##### EXCERPT TO READ #####

# Poling tips for a beginner



## FCanglr904 (Sep 26, 2021)

Alright guys i pulled the trigger on a moonlighter 20ft fiberglass pole for my Gheenoe LT10. i went out this past saturday and boy did i learn alot and was humbled very quickly to say the least lol. yall make it look so easy ! anyways im here for tips any and all are welcomed. 

So i began by setting up my cooler on the back deck of my boat strapped down and got the general idea after watching a few videos. needless to say i struggled but i had a great time. At first my motor was down and i was having a hard time turning for obvious reasons. i eventually lifted the motor out of the water tilted all the way up and had a lot more success after that. still had a hard time staying straight and the wind turning me around. it was about 2-3 knots when i started and about 2 hours later the wind picked up to about 10-15 and i gave up in those conditions i was just getting beat up and thrown into every grass line. Anything helps how do i do this in the wind? how much wind is considered to windy for poling? How do i stay straight? I have lots of questions and nobody i know poles so i can't just take a buddy out to show me lol. im in jacksonville FL so mud is a big factor. Thanks in advance guys!


----------



## flyclimber (May 22, 2016)

Gheenoes can be tough to pole, especially in the Jax mud. Keep your bow into the wind is a good start and make small adjustments to start. I would also fish with a buddy on the bow so you aren’t squatting in the boat, that’s nearly impossible to push. Start with small pushes like 1’ pushes and don’t walk your hands on the pole. Get a feel for where each pole position does to the boat and learn from there.


----------



## MMc (Sep 27, 2018)

If possible, try to plan your fishing path to move in the direction of the wind/tide so that it is more of a controlled drift rather than constantly fighting wind and current. Obviously not possible in all situations, but helps when you can.


----------



## 17376 (May 5, 2017)

Get out on a calm day and practice. Have patience. That gheenoe is a pain in a sense to pole. Also don't try and push super hard bc you will over steer. Get up towards Kingsley plantation where there is a lot more hard bottom and practice.


----------



## FCanglr904 (Sep 26, 2021)

MMc said:


> If possible, try to plan your fishing path to move in the direction of the wind/tide so that it is more of a controlled drift rather than constantly fighting wind and current. Obviously not possible in all situations, but helps when you can.





Northfl89 said:


> Get out on a calm day and practice. Have patience. That gheenoe is a pain in a sense to pole. Also don't try and push super hard bc you will over steer. Get up towards Kingsley plantation where there is a lot more hard bottom and practice.


yeah the biggest hurdles i had was wind, bad mud bottom in sisters creek and it being high tide so water was relatively deep in some spots but i just wanted to get my feet wet. im gonna try that tho!


----------



## ElLobo (Sep 14, 2020)

Imagine there is a hula hoop size circle behind the engine. Only put the pole down in that area when making adjustments. Also pick one side of your body to be the strong side and try to pole from that side 99% of the time.


----------



## 17376 (May 5, 2017)

Also have someone up front or a bunch of weight to balance the boat.


----------



## FCanglr904 (Sep 26, 2021)

Northfl89 said:


> Also have someone up front or a bunch of weight to balance the boat.

#####

GIVEN INSTRUCTION A =
Based on the poling thread, decide whether each statement agrees with it. For each, answer yes or no and quote the words from the thread that settle it.
(i) The pole bought by the person who started the thread is a 20ft fiberglass pole.
(ii) When the person who started the thread first went out, the wind was about 10-15 knots.
(iii) ElLobo recommends poling equally from both sides of the body.
GIVEN INSTRUCTION B = Quote the poling thread from "yeah the biggest" down to "of the time.".
Answer from the text by itself.

##### GIVEN DATA #####

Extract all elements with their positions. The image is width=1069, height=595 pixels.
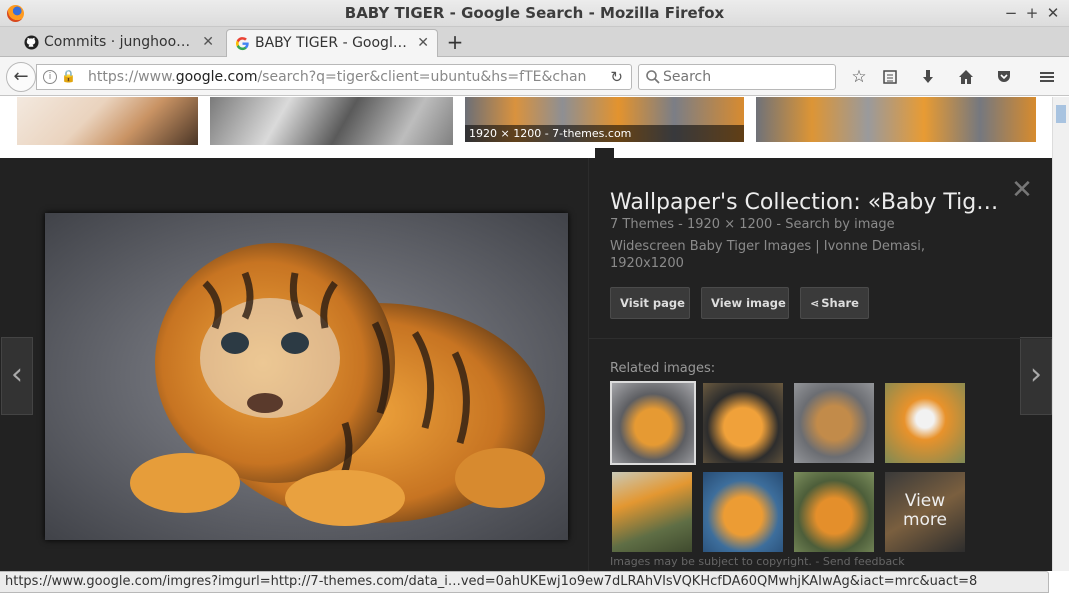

#####
##### GIVEN DATA #####

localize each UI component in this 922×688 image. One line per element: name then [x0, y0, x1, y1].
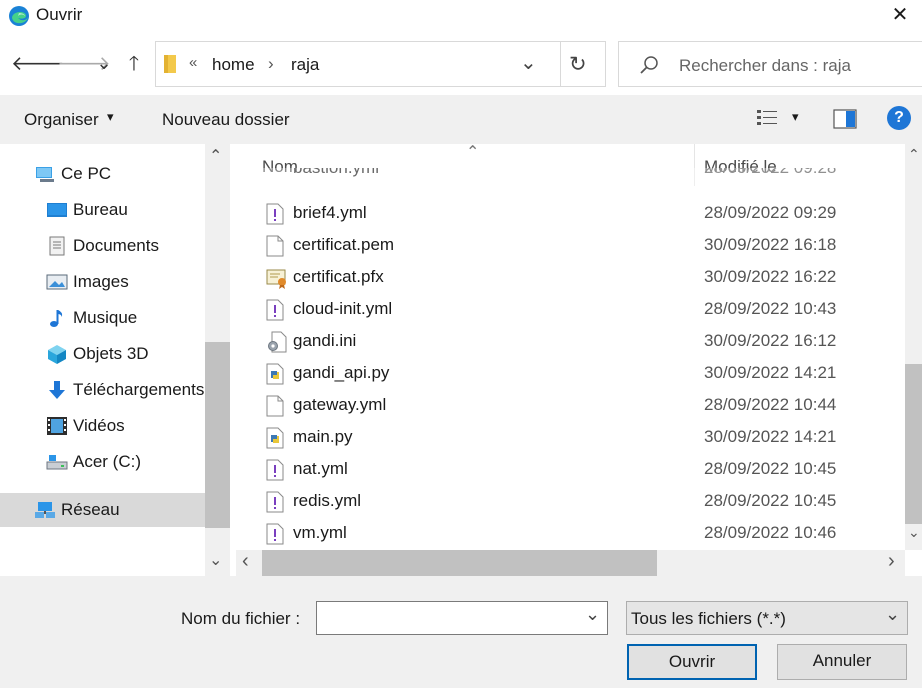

#####
##### GIVEN DATA #####

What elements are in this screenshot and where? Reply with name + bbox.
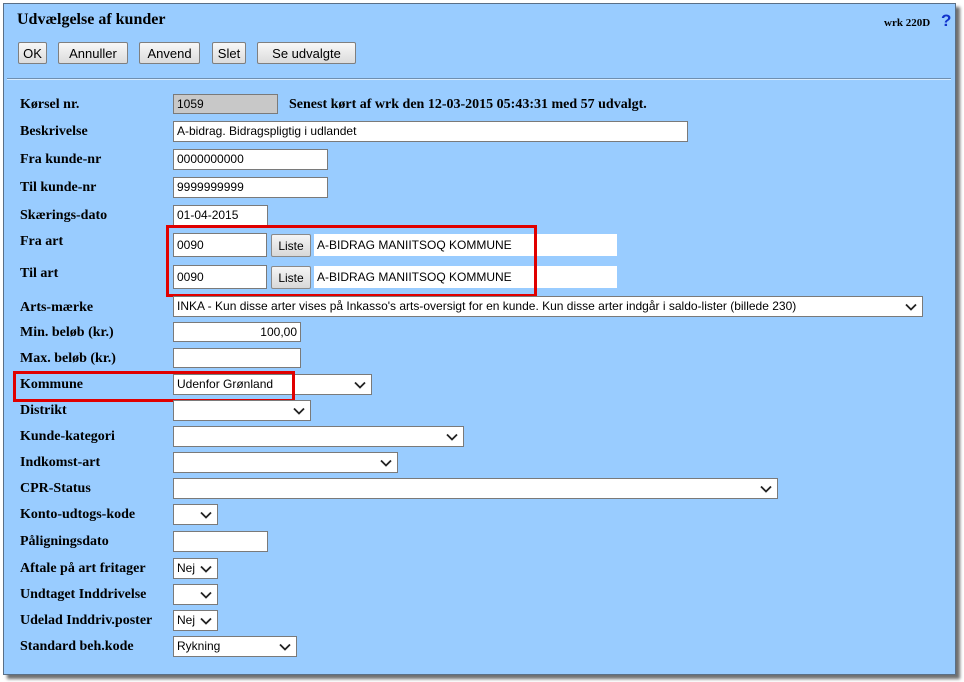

#####

TASK ANSWER A =
(i) Yes: "i pulled the trigger on a moonlighter 20ft fiberglass pole for my Gheenoe LT10"
(ii) No: "it was about 2-3 knots when i started"
(iii) No: "pick one side of your body to be the strong side and try to pole from that side 99% of the time"

TASK ANSWER B =
yeah the biggest hurdles i had was wind, bad mud bottom in sisters creek and it being high tide so water was relatively deep in some spots but i just wanted to get my feet wet. im gonna try that tho!


----------



## ElLobo (Sep 14, 2020)

Imagine there is a hula hoop size circle behind the engine. Only put the pole down in that area when making adjustments. Also pick one side of your body to be the strong side and try to pole from that side 99% of the time.